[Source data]
□ □ □ □
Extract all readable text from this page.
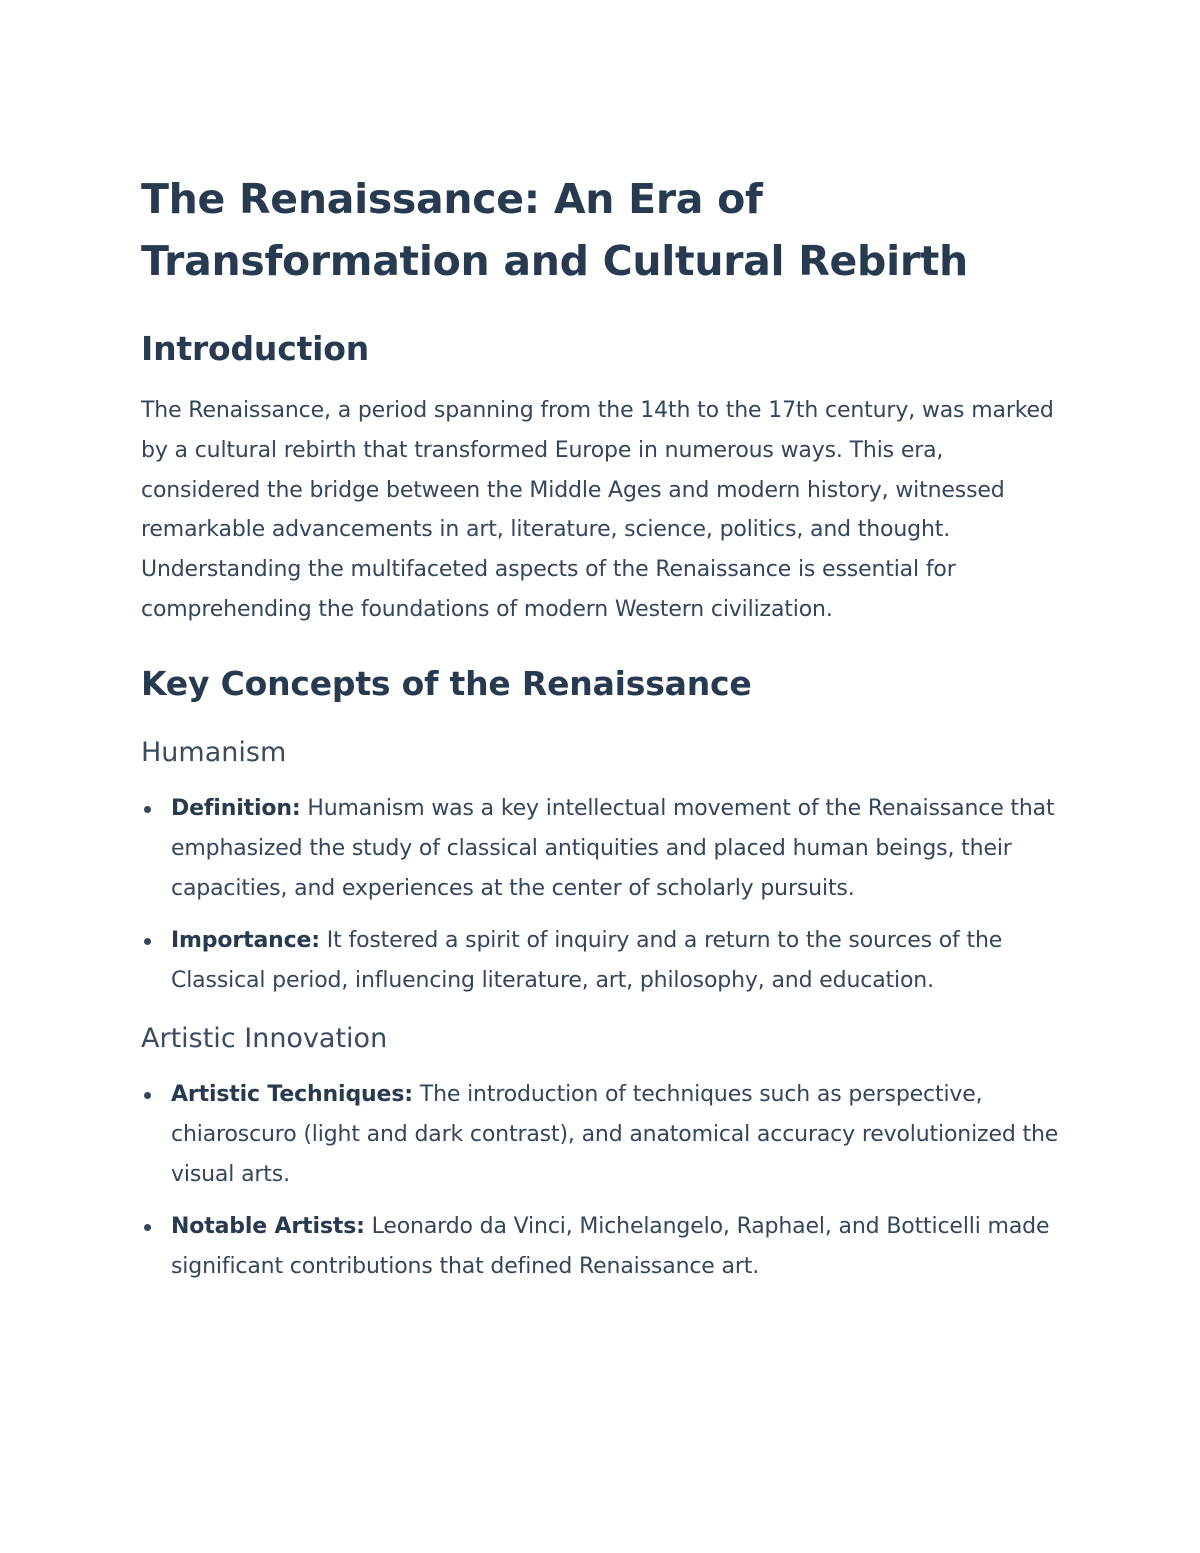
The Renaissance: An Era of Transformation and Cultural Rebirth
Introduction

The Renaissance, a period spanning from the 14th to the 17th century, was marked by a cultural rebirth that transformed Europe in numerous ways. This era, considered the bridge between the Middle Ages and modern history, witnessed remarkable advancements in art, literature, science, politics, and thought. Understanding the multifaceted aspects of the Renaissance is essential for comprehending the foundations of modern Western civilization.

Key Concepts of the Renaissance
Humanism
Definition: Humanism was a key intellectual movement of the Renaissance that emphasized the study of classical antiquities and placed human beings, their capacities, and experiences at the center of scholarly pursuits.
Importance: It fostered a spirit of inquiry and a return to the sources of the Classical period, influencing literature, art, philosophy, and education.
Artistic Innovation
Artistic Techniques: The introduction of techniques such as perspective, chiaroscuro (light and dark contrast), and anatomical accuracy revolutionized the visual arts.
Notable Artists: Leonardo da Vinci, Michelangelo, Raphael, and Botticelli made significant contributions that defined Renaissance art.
□ □ □ □
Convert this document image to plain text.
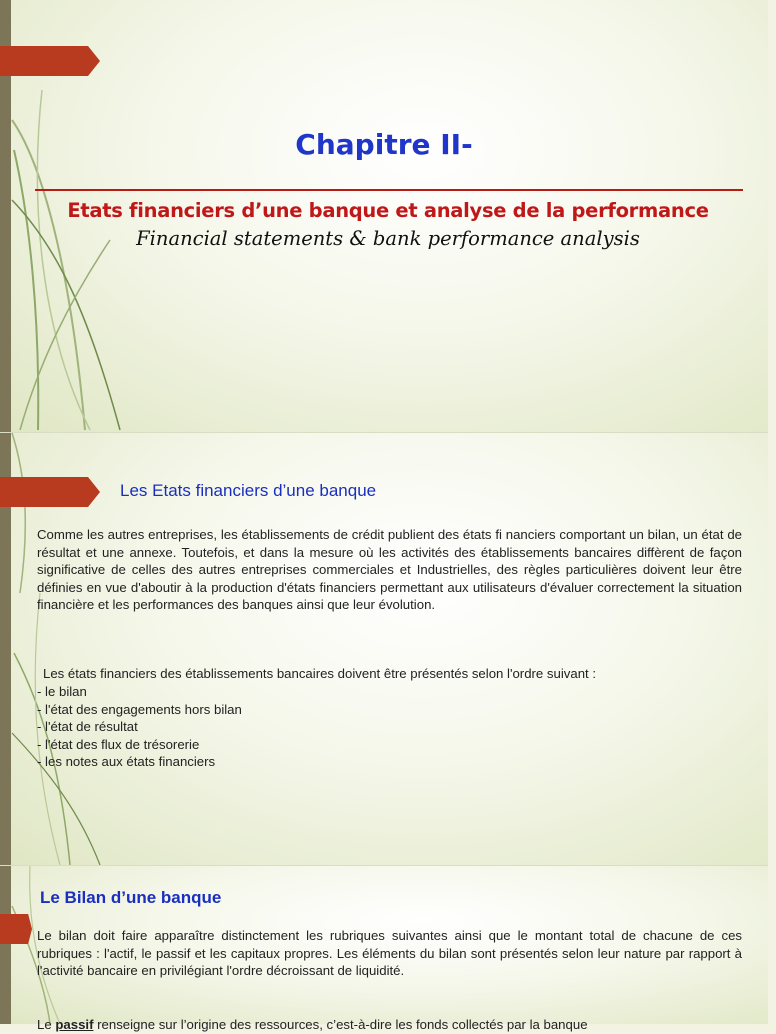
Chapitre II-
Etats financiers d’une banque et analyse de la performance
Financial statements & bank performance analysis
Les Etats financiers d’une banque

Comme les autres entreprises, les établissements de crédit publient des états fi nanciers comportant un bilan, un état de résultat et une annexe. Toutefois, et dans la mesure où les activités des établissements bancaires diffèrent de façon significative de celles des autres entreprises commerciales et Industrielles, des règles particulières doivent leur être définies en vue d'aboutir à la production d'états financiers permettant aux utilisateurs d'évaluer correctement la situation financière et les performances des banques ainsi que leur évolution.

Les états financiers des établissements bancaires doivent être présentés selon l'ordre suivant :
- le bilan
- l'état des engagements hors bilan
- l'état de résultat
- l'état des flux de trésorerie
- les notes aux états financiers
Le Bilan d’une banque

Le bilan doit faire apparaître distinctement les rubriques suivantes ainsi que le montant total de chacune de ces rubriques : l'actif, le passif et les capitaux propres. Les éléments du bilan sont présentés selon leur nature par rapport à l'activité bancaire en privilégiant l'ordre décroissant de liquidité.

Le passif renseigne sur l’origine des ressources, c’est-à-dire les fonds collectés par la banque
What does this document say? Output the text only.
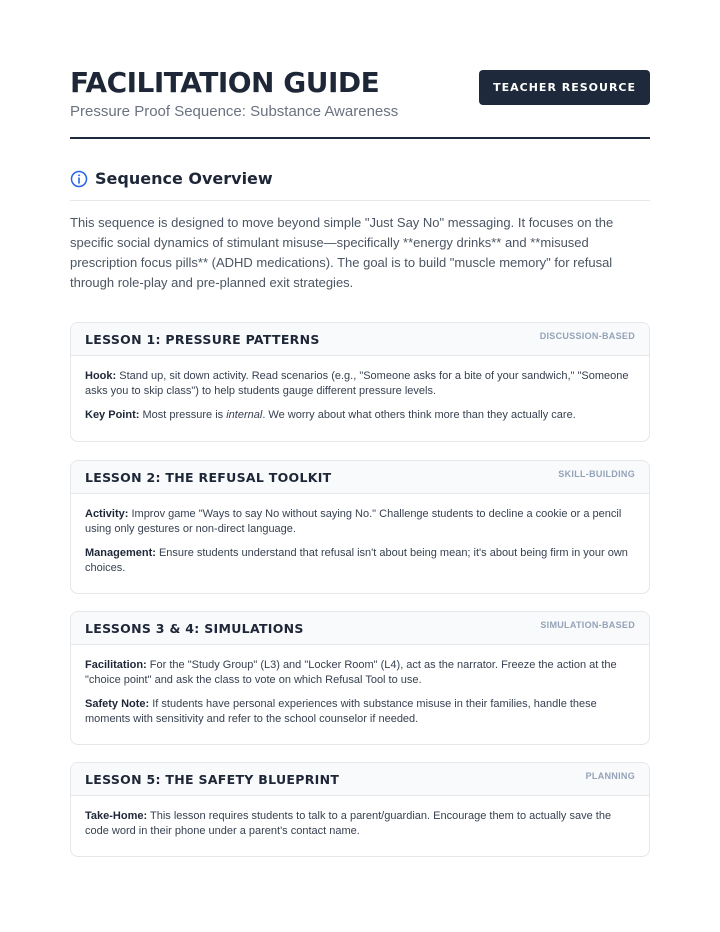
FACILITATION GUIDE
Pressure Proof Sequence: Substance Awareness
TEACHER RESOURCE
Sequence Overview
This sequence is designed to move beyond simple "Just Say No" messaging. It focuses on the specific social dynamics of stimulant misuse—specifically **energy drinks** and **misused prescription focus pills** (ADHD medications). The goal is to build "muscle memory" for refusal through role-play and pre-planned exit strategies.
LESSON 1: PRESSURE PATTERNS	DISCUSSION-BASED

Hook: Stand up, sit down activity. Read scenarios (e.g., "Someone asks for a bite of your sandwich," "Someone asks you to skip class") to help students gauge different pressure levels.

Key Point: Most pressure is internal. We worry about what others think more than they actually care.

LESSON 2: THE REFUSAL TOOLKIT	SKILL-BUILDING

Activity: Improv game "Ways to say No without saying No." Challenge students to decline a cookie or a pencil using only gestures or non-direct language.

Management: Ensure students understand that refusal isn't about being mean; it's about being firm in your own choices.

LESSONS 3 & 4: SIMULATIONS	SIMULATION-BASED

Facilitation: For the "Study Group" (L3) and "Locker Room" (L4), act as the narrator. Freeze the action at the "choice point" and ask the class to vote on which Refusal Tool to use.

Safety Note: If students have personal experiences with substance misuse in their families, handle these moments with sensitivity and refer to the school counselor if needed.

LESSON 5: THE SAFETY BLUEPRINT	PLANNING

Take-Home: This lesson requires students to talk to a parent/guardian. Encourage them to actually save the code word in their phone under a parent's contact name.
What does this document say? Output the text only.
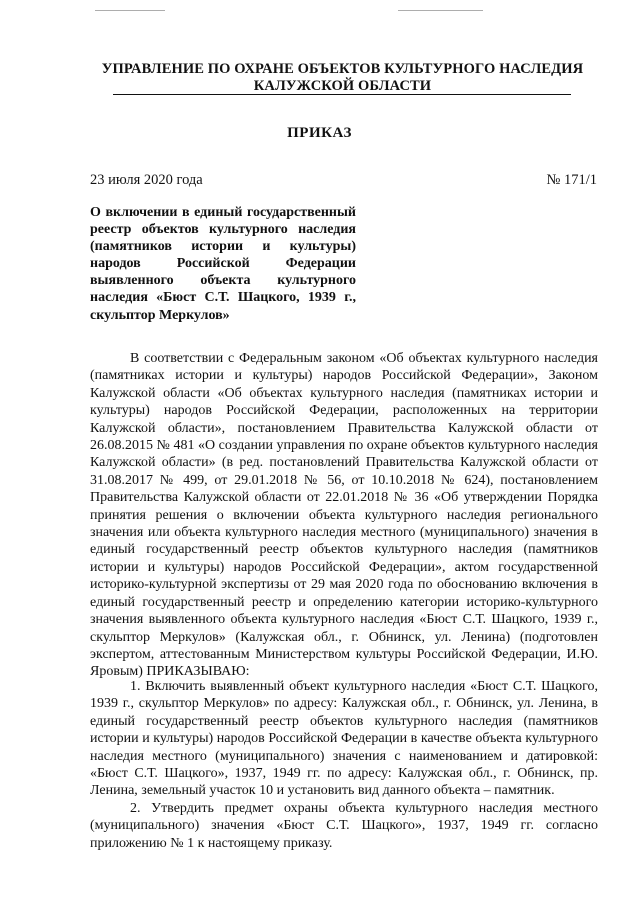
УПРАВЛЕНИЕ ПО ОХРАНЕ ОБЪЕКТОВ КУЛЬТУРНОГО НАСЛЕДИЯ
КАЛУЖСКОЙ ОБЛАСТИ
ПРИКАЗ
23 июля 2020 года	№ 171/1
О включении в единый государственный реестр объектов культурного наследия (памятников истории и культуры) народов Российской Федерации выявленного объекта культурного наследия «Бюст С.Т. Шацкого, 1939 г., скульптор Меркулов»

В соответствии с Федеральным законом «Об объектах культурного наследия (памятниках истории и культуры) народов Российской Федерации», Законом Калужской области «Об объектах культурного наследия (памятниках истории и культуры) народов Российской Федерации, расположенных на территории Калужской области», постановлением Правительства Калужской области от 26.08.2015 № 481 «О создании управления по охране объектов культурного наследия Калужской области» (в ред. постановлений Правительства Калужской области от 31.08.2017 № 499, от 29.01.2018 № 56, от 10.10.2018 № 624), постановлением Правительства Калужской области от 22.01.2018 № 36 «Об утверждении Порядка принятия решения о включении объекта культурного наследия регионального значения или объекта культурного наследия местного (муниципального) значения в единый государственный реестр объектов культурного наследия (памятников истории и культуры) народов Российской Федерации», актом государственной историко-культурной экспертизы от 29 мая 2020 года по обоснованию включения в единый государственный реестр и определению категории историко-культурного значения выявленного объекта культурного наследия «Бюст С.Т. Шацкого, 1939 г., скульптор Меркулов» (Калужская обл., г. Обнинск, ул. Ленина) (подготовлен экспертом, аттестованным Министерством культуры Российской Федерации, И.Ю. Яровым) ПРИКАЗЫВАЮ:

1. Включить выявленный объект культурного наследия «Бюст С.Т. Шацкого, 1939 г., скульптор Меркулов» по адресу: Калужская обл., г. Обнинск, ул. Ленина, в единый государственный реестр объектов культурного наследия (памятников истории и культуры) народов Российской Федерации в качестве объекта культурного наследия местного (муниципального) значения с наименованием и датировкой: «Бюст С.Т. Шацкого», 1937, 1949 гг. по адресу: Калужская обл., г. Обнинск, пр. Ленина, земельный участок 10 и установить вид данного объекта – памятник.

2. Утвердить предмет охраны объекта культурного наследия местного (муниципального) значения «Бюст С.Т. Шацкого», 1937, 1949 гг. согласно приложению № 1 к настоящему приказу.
□ □ □ □
-- SET TASK --
Identify the lines above with the word "actually". Copy them.

-- FINISHED EXERCISE --
Key Point: Most pressure is internal. We worry about what others think more than they actually care.
Take-Home: This lesson requires students to talk to a parent/guardian. Encourage them to actually save the code word in their phone under a parent's contact name.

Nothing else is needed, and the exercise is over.